INSTRUCTIONS TO FOLLOW:
Reproduce the listing below word for word, with no pictures.

[Collected data]
· · · · · · ·
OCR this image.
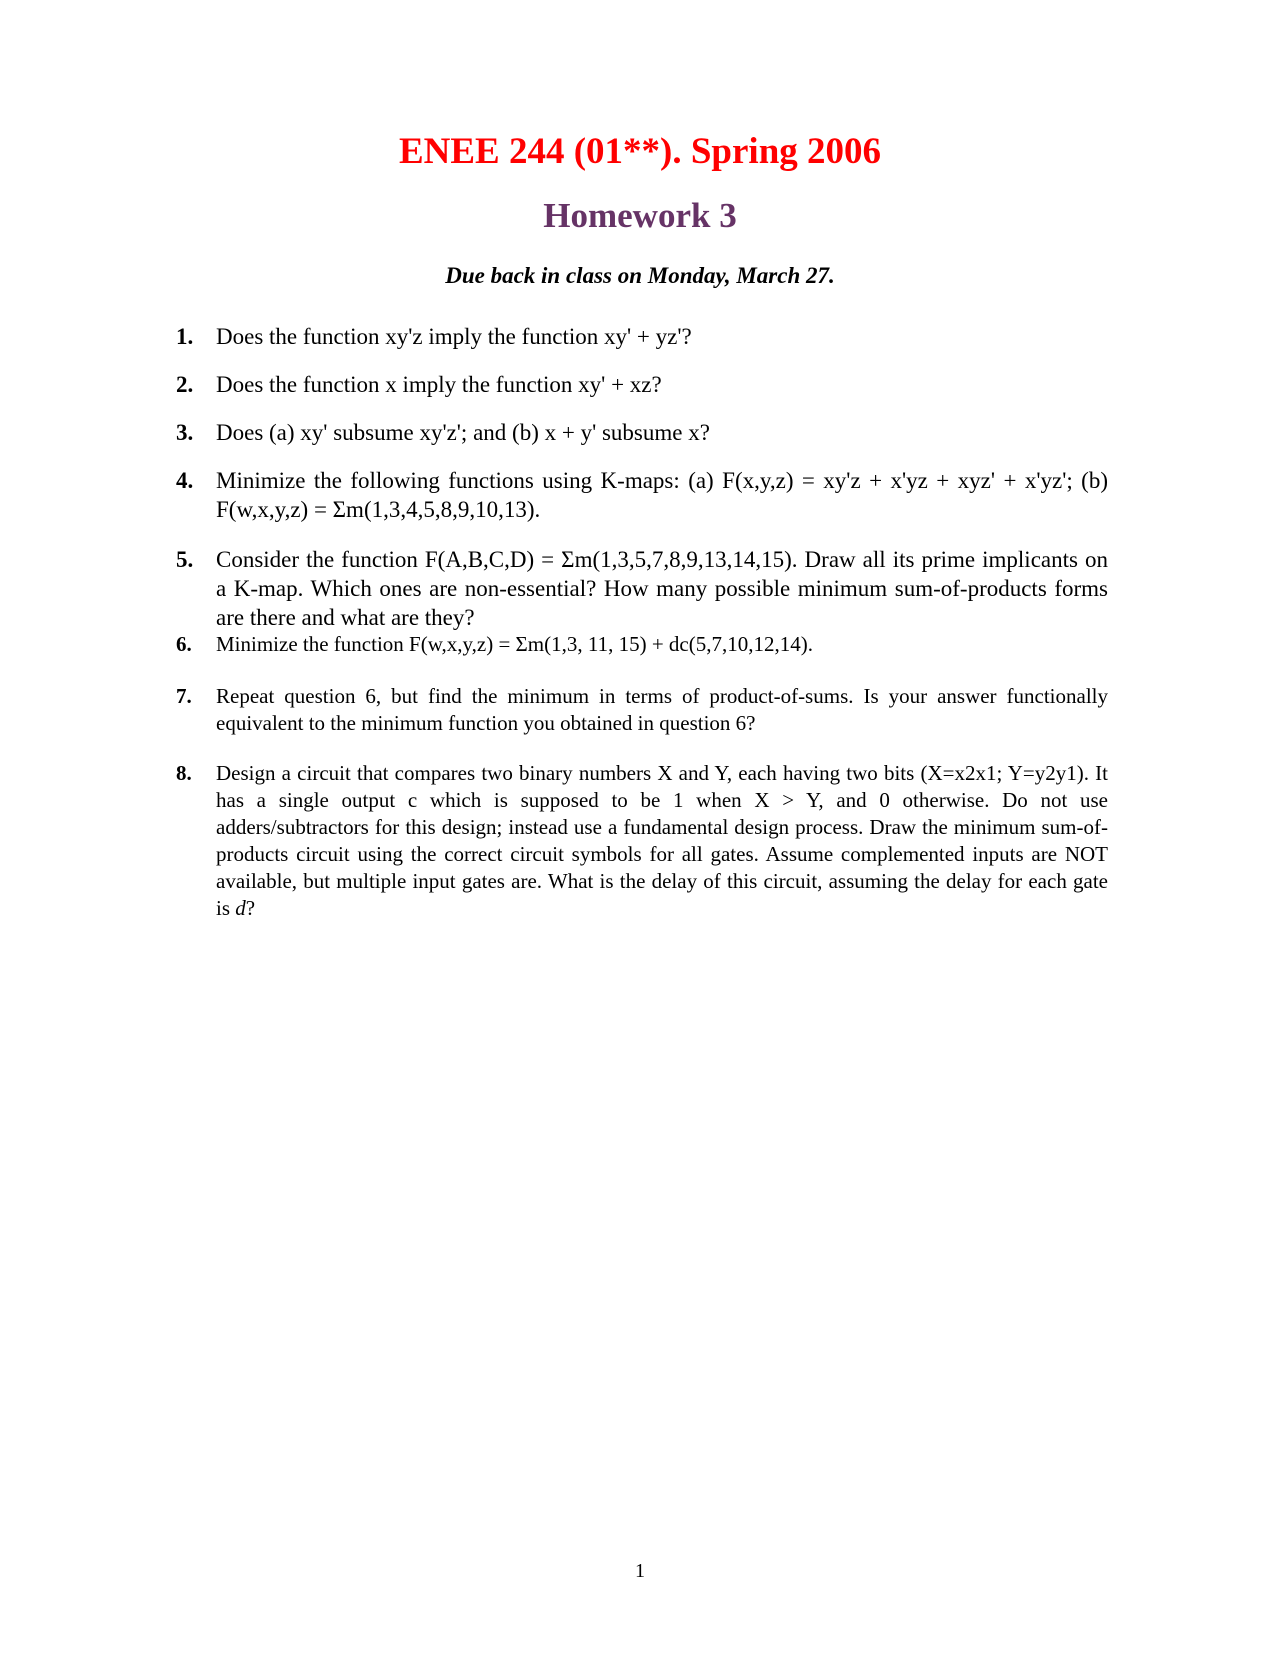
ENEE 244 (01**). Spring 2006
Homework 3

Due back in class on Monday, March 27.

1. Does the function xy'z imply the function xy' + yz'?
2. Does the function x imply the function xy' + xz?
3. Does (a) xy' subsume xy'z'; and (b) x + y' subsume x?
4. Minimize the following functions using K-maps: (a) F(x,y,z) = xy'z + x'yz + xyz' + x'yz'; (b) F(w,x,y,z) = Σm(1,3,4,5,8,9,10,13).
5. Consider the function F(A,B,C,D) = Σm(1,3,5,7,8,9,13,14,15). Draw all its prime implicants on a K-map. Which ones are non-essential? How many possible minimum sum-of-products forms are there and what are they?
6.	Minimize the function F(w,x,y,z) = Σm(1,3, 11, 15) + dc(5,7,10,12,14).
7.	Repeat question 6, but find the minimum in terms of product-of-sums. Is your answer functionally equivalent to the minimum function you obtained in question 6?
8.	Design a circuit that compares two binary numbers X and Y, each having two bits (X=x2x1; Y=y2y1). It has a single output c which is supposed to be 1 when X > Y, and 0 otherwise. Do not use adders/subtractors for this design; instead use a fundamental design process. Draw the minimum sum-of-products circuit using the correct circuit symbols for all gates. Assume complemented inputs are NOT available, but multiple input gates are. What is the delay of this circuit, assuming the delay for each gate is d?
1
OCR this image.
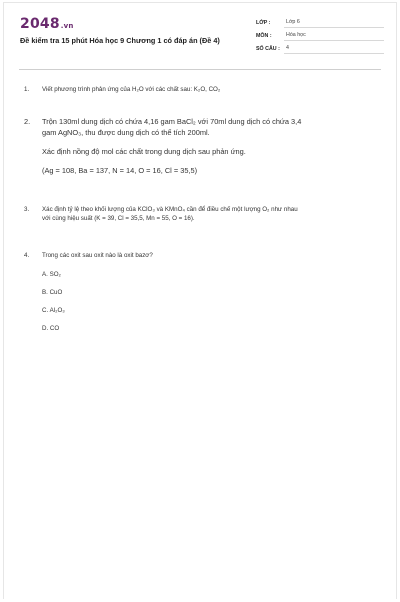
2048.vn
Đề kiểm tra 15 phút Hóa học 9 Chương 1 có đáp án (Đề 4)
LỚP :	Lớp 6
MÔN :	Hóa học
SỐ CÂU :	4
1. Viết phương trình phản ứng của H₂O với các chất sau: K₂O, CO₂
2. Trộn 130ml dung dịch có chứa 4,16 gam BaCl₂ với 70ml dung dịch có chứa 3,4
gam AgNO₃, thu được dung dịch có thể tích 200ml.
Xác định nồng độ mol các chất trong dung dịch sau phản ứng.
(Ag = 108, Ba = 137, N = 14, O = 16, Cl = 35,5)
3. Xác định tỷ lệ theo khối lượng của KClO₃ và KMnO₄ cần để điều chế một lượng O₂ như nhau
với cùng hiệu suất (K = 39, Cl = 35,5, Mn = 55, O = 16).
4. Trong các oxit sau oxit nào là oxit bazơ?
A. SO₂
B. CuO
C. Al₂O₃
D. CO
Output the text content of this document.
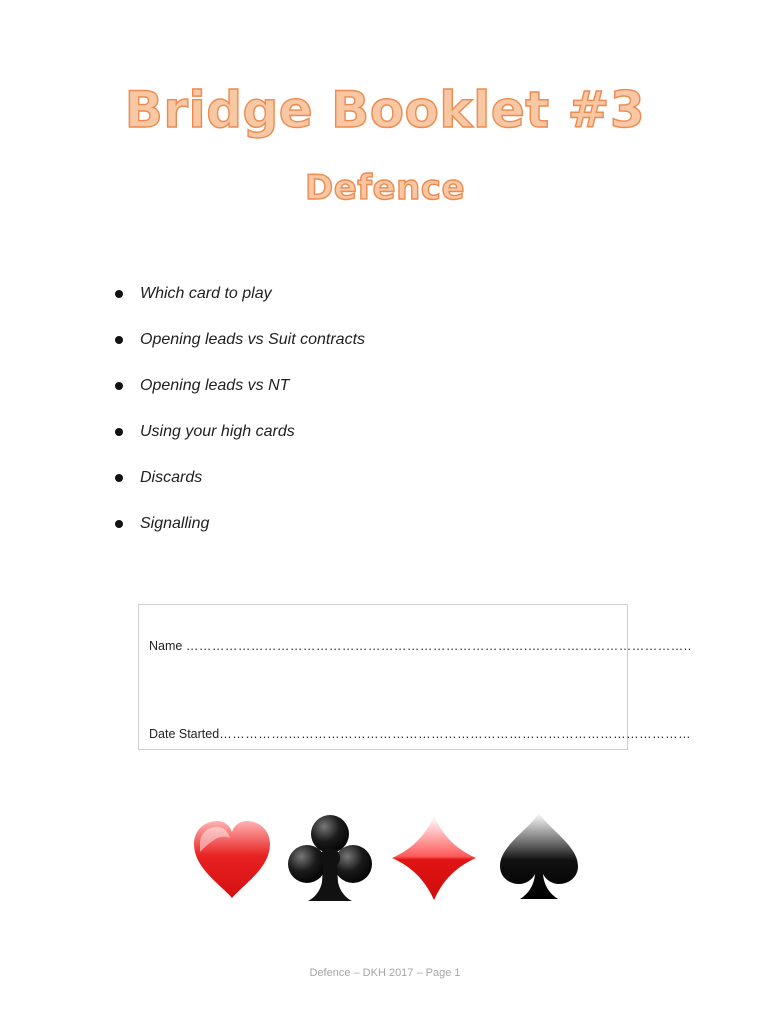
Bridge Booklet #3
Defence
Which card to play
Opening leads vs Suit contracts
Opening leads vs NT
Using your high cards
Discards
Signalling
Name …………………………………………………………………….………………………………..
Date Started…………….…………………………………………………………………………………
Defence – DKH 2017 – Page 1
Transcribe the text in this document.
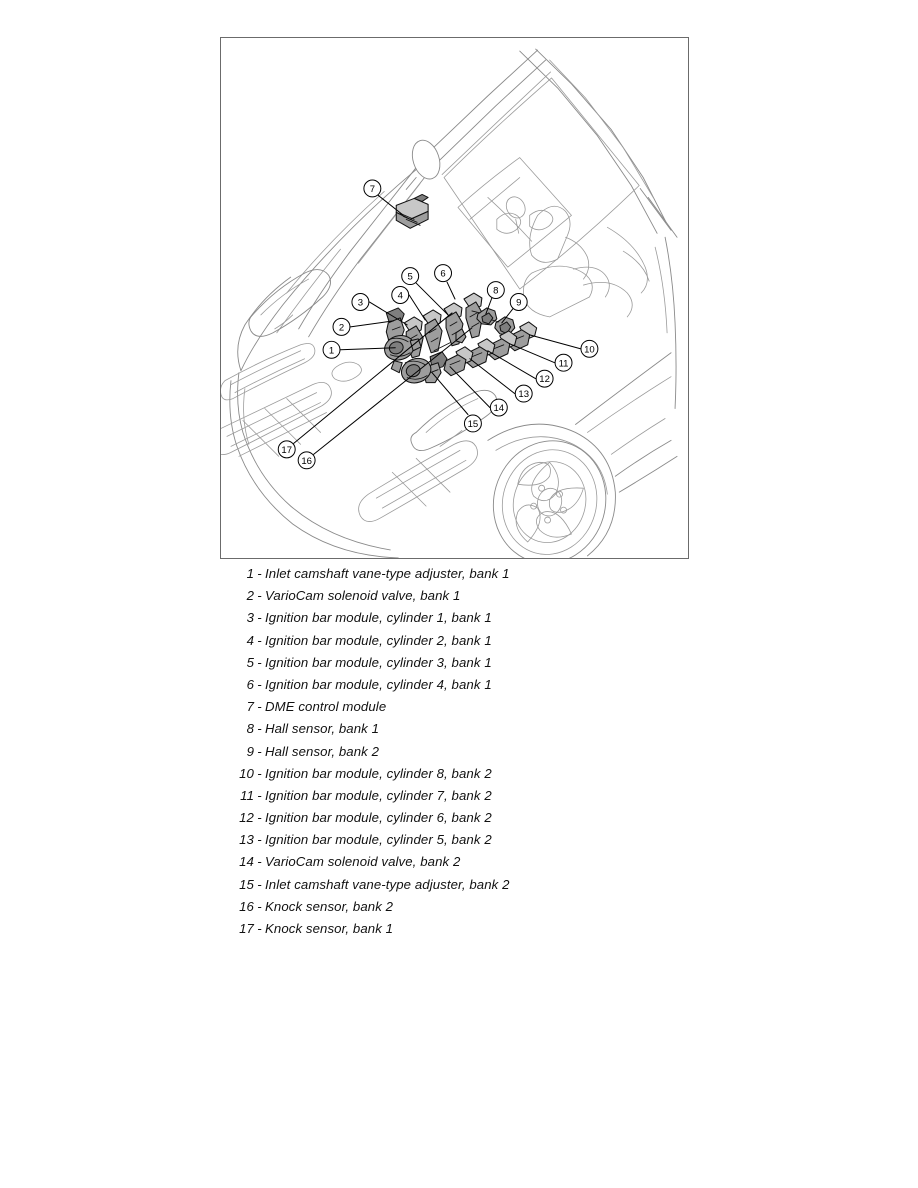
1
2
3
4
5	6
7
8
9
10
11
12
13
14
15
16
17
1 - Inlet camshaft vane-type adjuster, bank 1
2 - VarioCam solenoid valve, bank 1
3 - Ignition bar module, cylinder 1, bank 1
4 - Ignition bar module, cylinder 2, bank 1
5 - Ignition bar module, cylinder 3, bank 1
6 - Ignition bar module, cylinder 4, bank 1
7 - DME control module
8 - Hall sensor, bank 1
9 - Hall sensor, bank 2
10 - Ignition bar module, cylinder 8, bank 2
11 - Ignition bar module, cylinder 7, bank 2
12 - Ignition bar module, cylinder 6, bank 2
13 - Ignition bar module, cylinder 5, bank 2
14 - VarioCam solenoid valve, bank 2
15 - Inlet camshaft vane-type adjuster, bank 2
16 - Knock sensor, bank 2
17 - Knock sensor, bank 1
· · · · · · ·
EXERCISE ANSWER:
OCR this image.
ENEE 244 (01**). Spring 2006
Homework 3

Due back in class on Monday, March 27.

1. Does the function xy'z imply the function xy' + yz'?
2. Does the function x imply the function xy' + xz?
3. Does (a) xy' subsume xy'z'; and (b) x + y' subsume x?
4. Minimize the following functions using K-maps: (a) F(x,y,z) = xy'z + x'yz + xyz' + x'yz'; (b) F(w,x,y,z) = Σm(1,3,4,5,8,9,10,13).
5. Consider the function F(A,B,C,D) = Σm(1,3,5,7,8,9,13,14,15). Draw all its prime implicants on a K-map. Which ones are non-essential? How many possible minimum sum-of-products forms are there and what are they?
6.	Minimize the function F(w,x,y,z) = Σm(1,3, 11, 15) + dc(5,7,10,12,14).
7.	Repeat question 6, but find the minimum in terms of product-of-sums. Is your answer functionally equivalent to the minimum function you obtained in question 6?
8.	Design a circuit that compares two binary numbers X and Y, each having two bits (X=x2x1; Y=y2y1). It has a single output c which is supposed to be 1 when X > Y, and 0 otherwise. Do not use adders/subtractors for this design; instead use a fundamental design process. Draw the minimum sum-of-products circuit using the correct circuit symbols for all gates. Assume complemented inputs are NOT available, but multiple input gates are. What is the delay of this circuit, assuming the delay for each gate is d?
1
OCR this image.
2048.vn
Đề kiểm tra 15 phút Hóa học 9 Chương 1 có đáp án (Đề 4)
LỚP :	Lớp 6
MÔN :	Hóa học
SỐ CÂU :	4
1. Viết phương trình phản ứng của H₂O với các chất sau: K₂O, CO₂
2. Trộn 130ml dung dịch có chứa 4,16 gam BaCl₂ với 70ml dung dịch có chứa 3,4
gam AgNO₃, thu được dung dịch có thể tích 200ml.
Xác định nồng độ mol các chất trong dung dịch sau phản ứng.
(Ag = 108, Ba = 137, N = 14, O = 16, Cl = 35,5)
3. Xác định tỷ lệ theo khối lượng của KClO₃ và KMnO₄ cần để điều chế một lượng O₂ như nhau
với cùng hiệu suất (K = 39, Cl = 35,5, Mn = 55, O = 16).
4. Trong các oxit sau oxit nào là oxit bazơ?
A. SO₂
B. CuO
C. Al₂O₃
D. CO
Output the text content of this document.
Bridge Booklet #3
Defence
Which card to play
Opening leads vs Suit contracts
Opening leads vs NT
Using your high cards
Discards
Signalling
Name …………………………………………………………………….………………………………..
Date Started…………….…………………………………………………………………………………
Defence – DKH 2017 – Page 1
Transcribe the text in this document.
1
2
3
4
5	6
7
8
9
10
11
12
13
14
15
16
17
1 - Inlet camshaft vane-type adjuster, bank 1
2 - VarioCam solenoid valve, bank 1
3 - Ignition bar module, cylinder 1, bank 1
4 - Ignition bar module, cylinder 2, bank 1
5 - Ignition bar module, cylinder 3, bank 1
6 - Ignition bar module, cylinder 4, bank 1
7 - DME control module
8 - Hall sensor, bank 1
9 - Hall sensor, bank 2
10 - Ignition bar module, cylinder 8, bank 2
11 - Ignition bar module, cylinder 7, bank 2
12 - Ignition bar module, cylinder 6, bank 2
13 - Ignition bar module, cylinder 5, bank 2
14 - VarioCam solenoid valve, bank 2
15 - Inlet camshaft vane-type adjuster, bank 2
16 - Knock sensor, bank 2
17 - Knock sensor, bank 1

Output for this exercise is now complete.